» Directive
Return a copy of every line in the records that includes the word "JSON".

» Records for processing

►

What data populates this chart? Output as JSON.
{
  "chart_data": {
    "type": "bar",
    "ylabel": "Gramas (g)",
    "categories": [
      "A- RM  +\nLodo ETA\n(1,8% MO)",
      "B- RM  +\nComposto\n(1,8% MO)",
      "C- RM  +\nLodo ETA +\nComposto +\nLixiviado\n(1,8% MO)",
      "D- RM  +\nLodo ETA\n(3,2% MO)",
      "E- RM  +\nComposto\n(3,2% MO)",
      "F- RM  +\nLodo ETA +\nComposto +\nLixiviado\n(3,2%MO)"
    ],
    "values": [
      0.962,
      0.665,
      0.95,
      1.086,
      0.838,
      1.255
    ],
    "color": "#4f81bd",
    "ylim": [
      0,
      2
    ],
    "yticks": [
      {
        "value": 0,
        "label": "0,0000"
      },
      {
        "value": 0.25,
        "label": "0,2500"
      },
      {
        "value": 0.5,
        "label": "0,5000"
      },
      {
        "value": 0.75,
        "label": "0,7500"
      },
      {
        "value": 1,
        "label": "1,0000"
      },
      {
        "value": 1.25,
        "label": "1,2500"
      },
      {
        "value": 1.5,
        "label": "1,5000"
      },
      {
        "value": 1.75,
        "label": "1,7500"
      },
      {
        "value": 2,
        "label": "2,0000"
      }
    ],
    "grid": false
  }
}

◄
►

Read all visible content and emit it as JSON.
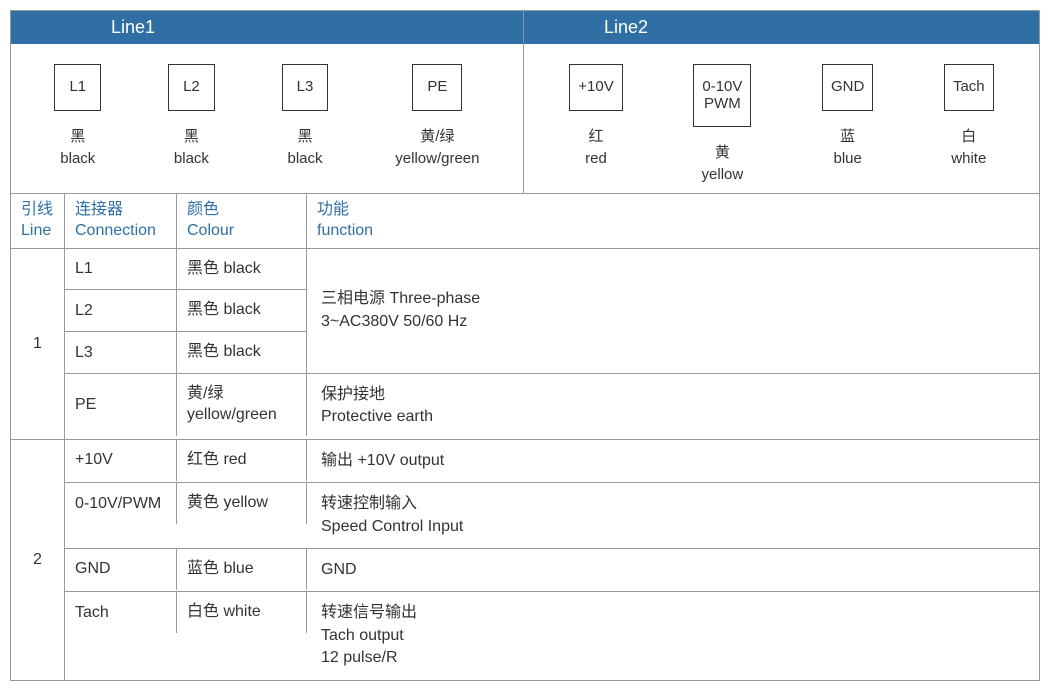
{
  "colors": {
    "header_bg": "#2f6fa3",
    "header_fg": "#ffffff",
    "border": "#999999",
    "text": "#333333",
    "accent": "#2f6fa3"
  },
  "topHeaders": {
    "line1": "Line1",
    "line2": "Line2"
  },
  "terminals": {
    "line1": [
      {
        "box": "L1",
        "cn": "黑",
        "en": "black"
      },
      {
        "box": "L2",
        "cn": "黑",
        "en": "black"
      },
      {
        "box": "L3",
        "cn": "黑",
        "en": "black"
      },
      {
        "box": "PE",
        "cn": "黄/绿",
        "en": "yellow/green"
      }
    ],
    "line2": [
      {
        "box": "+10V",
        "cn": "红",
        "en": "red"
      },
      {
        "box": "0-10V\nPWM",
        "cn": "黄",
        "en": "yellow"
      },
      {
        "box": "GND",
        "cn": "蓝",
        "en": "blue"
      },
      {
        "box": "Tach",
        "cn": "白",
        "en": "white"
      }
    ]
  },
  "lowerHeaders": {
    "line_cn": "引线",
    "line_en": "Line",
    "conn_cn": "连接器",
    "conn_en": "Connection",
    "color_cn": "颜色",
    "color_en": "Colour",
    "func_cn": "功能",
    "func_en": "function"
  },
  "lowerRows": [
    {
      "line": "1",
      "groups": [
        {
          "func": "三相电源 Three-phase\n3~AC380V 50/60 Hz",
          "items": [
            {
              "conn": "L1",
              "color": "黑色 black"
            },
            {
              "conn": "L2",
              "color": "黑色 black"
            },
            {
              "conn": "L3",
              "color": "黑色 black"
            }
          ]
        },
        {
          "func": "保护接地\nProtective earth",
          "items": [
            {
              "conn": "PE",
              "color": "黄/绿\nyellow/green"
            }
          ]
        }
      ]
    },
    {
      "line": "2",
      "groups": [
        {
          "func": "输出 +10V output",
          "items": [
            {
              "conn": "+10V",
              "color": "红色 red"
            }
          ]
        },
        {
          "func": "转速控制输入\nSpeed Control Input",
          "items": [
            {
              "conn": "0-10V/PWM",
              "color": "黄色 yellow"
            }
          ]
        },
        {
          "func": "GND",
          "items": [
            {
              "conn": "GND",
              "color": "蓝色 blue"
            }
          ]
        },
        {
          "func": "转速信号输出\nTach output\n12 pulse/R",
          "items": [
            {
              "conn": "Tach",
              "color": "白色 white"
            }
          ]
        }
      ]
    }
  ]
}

◄

» Solution to this task
What data populates this chart? Output as JSON.
Read all visible content and emit it as JSON.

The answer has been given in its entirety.